## Aim
Turn the lines of the material into a numbered list with blank lines omitted, beginning at the first line and stopping after the one that contains "fit-slide-icon[interactable] xyxy=(1263,967,1275,979)".

## Provided data
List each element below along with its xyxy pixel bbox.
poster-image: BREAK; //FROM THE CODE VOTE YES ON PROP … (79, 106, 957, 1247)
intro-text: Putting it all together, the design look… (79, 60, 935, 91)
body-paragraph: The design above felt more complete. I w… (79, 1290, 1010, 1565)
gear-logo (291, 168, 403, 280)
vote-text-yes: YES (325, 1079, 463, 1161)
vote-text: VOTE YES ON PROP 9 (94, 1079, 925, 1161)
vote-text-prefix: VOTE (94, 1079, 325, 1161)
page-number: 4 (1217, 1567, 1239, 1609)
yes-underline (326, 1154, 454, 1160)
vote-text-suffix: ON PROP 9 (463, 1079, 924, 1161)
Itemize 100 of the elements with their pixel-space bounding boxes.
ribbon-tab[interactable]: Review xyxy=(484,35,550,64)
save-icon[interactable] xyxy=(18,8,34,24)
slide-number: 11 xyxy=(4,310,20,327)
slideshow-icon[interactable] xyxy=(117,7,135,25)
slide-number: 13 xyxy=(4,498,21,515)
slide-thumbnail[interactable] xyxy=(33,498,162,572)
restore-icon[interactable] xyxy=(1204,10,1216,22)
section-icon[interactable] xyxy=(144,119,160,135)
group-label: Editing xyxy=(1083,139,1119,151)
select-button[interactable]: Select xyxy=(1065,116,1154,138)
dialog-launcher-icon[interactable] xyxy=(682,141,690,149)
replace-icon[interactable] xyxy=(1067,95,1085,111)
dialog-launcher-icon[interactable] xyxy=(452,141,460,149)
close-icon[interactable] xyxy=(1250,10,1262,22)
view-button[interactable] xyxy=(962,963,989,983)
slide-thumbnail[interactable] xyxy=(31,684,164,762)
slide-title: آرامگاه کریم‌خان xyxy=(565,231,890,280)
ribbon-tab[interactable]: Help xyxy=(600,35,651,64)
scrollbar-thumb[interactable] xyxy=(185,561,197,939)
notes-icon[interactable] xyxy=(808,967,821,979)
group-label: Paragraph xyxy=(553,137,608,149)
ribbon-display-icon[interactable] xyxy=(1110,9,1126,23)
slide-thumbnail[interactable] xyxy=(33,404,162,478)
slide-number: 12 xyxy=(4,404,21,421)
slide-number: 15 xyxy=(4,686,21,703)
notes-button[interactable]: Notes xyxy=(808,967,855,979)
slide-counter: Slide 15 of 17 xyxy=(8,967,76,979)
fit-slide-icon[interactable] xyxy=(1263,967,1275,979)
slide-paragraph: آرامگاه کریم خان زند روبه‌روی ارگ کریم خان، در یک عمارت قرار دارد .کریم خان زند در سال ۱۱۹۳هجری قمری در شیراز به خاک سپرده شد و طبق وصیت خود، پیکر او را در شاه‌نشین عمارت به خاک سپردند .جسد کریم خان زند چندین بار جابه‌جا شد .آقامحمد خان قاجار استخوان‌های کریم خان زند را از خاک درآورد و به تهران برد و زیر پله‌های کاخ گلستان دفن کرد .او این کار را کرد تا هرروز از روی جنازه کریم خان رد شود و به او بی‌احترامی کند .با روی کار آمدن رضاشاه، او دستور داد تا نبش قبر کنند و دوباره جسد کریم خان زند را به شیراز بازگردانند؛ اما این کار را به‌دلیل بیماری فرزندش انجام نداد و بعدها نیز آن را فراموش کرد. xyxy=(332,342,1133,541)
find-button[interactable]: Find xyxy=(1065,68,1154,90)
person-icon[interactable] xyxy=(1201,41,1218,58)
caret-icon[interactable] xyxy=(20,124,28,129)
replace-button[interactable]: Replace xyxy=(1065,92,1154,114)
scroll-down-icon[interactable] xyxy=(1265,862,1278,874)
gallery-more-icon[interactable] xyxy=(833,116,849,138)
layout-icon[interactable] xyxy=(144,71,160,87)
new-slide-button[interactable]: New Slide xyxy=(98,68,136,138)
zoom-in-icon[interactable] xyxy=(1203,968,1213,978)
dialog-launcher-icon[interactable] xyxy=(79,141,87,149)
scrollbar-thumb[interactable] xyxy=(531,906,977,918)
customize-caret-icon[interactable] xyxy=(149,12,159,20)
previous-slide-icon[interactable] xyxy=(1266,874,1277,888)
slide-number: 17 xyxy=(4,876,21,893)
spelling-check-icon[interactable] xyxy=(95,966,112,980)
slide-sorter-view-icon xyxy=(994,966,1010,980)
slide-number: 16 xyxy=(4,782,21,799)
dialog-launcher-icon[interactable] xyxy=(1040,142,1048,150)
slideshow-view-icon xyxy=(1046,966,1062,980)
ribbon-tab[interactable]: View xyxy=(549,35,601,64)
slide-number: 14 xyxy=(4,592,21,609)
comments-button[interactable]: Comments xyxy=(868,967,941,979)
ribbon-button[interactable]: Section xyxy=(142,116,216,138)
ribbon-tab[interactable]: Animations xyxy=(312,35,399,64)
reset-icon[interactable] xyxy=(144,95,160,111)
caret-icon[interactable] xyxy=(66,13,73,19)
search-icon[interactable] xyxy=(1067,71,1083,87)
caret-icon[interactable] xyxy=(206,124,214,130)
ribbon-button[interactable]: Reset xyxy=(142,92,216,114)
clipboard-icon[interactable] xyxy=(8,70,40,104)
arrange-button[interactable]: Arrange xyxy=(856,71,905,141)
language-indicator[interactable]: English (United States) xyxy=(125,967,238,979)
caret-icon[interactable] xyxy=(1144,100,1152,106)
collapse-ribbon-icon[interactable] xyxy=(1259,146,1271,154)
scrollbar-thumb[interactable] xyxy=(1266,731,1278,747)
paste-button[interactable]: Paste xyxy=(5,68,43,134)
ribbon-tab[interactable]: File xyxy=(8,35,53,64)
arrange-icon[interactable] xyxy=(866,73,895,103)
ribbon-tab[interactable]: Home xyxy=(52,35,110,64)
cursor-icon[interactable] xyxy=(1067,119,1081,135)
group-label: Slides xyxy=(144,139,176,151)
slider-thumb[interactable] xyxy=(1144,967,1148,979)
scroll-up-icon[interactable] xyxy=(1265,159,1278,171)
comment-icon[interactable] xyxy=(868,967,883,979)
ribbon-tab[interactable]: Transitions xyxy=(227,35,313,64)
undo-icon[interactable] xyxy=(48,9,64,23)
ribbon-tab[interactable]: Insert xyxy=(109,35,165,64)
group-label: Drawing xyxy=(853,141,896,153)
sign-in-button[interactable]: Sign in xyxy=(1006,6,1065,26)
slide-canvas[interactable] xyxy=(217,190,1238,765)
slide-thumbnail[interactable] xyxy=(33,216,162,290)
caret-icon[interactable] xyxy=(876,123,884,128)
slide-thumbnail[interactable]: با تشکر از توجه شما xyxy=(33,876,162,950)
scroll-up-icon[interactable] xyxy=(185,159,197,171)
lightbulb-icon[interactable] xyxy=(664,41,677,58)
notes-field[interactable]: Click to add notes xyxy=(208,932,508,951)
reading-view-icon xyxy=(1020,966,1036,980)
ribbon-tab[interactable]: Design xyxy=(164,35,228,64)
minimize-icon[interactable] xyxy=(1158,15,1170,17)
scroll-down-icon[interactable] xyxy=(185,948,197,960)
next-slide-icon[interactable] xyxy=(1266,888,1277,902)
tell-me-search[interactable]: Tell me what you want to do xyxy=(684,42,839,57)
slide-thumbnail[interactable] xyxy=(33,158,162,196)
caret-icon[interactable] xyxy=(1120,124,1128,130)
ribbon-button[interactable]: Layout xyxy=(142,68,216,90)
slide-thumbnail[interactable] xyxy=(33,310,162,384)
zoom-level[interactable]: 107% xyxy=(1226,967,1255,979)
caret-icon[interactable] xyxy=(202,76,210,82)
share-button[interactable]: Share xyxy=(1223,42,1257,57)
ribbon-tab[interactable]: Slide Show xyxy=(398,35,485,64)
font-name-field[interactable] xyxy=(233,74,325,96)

## Output of the task
1. List each element below along with its xyxy pixel bbox.
2. poster-image: BREAK; //FROM THE CODE VOTE YES ON PROP … (79, 106, 957, 1247)
3. intro-text: Putting it all together, the design look… (79, 60, 935, 91)
4. body-paragraph: The design above felt more complete. I w… (79, 1290, 1010, 1565)
5. gear-logo (291, 168, 403, 280)
6. vote-text-yes: YES (325, 1079, 463, 1161)
7. vote-text: VOTE YES ON PROP 9 (94, 1079, 925, 1161)
8. vote-text-prefix: VOTE (94, 1079, 325, 1161)
9. page-number: 4 (1217, 1567, 1239, 1609)
10. yes-underline (326, 1154, 454, 1160)
11. vote-text-suffix: ON PROP 9 (463, 1079, 924, 1161)
12. Itemize 100 of the elements with their pixel-space bounding boxes.
13. ribbon-tab[interactable]: Review xyxy=(484,35,550,64)
14. save-icon[interactable] xyxy=(18,8,34,24)
15. slide-number: 11 xyxy=(4,310,20,327)
16. slideshow-icon[interactable] xyxy=(117,7,135,25)
17. slide-number: 13 xyxy=(4,498,21,515)
18. slide-thumbnail[interactable] xyxy=(33,498,162,572)
19. restore-icon[interactable] xyxy=(1204,10,1216,22)
20. section-icon[interactable] xyxy=(144,119,160,135)
21. group-label: Editing xyxy=(1083,139,1119,151)
22. select-button[interactable]: Select xyxy=(1065,116,1154,138)
23. dialog-launcher-icon[interactable] xyxy=(682,141,690,149)
24. replace-icon[interactable] xyxy=(1067,95,1085,111)
25. dialog-launcher-icon[interactable] xyxy=(452,141,460,149)
26. close-icon[interactable] xyxy=(1250,10,1262,22)
27. view-button[interactable] xyxy=(962,963,989,983)
28. slide-thumbnail[interactable] xyxy=(31,684,164,762)
29. slide-title: آرامگاه کریم‌خان xyxy=(565,231,890,280)
30. ribbon-tab[interactable]: Help xyxy=(600,35,651,64)
31. scrollbar-thumb[interactable] xyxy=(185,561,197,939)
32. notes-icon[interactable] xyxy=(808,967,821,979)
33. group-label: Paragraph xyxy=(553,137,608,149)
34. ribbon-display-icon[interactable] xyxy=(1110,9,1126,23)
35. slide-thumbnail[interactable] xyxy=(33,404,162,478)
36. slide-number: 12 xyxy=(4,404,21,421)
37. slide-number: 15 xyxy=(4,686,21,703)
38. notes-button[interactable]: Notes xyxy=(808,967,855,979)
39. slide-counter: Slide 15 of 17 xyxy=(8,967,76,979)
40. fit-slide-icon[interactable] xyxy=(1263,967,1275,979)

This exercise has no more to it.